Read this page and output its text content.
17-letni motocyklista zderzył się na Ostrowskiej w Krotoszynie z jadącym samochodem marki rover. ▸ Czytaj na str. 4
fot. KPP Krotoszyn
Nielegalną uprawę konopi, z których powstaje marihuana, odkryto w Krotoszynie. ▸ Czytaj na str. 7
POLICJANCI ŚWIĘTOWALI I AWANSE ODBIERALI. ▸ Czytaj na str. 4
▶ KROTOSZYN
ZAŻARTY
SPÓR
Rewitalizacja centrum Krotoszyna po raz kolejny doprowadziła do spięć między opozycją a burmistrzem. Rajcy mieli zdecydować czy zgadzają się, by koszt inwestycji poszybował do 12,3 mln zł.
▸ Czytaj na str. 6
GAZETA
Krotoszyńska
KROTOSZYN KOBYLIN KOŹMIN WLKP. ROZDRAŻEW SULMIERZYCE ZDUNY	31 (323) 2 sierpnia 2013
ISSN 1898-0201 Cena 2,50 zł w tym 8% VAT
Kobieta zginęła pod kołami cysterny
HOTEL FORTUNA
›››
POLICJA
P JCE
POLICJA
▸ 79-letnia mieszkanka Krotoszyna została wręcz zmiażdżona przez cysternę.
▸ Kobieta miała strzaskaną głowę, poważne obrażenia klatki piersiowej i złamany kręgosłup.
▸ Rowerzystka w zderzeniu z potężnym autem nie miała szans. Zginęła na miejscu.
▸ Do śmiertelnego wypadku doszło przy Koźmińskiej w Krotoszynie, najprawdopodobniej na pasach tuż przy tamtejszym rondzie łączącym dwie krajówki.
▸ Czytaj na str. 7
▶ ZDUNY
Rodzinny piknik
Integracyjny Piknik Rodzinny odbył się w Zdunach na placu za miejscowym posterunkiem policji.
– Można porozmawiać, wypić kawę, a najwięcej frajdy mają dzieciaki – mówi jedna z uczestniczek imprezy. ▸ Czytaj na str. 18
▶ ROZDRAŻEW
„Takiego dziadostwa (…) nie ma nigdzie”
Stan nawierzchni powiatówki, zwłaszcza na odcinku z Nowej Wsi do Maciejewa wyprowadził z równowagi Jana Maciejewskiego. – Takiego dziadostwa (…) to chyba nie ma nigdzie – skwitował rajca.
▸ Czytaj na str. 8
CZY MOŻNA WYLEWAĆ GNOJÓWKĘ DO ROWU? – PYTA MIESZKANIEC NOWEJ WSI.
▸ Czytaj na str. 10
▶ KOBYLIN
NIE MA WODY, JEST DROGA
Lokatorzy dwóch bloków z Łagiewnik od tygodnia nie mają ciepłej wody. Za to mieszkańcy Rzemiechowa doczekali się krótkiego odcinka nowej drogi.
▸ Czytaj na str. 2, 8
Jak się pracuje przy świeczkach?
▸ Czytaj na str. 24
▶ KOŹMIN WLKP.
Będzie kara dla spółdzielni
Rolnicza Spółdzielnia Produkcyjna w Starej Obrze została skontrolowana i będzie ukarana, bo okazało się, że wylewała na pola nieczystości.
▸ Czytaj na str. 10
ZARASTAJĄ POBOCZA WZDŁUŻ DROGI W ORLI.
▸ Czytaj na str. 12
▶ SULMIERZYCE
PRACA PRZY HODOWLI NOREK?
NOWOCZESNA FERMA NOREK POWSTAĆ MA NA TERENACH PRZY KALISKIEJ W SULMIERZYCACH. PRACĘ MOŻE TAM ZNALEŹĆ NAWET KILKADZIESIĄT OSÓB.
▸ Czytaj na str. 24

__________

▶ _Objective_:
Say how many lines in the records hold the string "KOŹMIN", and say nothing else.

▶ _Correct output_:
2